:: Exercise inputs

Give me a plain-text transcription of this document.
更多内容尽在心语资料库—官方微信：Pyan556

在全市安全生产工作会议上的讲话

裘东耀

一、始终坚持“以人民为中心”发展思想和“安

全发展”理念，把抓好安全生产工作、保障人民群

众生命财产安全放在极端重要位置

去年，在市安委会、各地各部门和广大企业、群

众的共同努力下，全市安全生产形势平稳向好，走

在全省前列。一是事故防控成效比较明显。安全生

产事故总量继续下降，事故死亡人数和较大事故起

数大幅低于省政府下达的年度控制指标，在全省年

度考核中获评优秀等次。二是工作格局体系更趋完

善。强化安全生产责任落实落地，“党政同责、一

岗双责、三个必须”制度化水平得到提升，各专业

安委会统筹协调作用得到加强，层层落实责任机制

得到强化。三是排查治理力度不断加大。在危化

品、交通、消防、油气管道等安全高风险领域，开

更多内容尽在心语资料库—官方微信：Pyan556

::::

Exercise
Please restate the data word for word, every record included.

Finished exercise
Give me a plain-text transcription of this document.
更多内容尽在心语资料库—官方微信：Pyan556

在全市安全生产工作会议上的讲话

裘东耀

一、始终坚持“以人民为中心”发展思想和“安

全发展”理念，把抓好安全生产工作、保障人民群

众生命财产安全放在极端重要位置

去年，在市安委会、各地各部门和广大企业、群

众的共同努力下，全市安全生产形势平稳向好，走

在全省前列。一是事故防控成效比较明显。安全生

产事故总量继续下降，事故死亡人数和较大事故起

数大幅低于省政府下达的年度控制指标，在全省年

度考核中获评优秀等次。二是工作格局体系更趋完

善。强化安全生产责任落实落地，“党政同责、一

岗双责、三个必须”制度化水平得到提升，各专业

安委会统筹协调作用得到加强，层层落实责任机制

得到强化。三是排查治理力度不断加大。在危化

品、交通、消防、油气管道等安全高风险领域，开

更多内容尽在心语资料库—官方微信：Pyan556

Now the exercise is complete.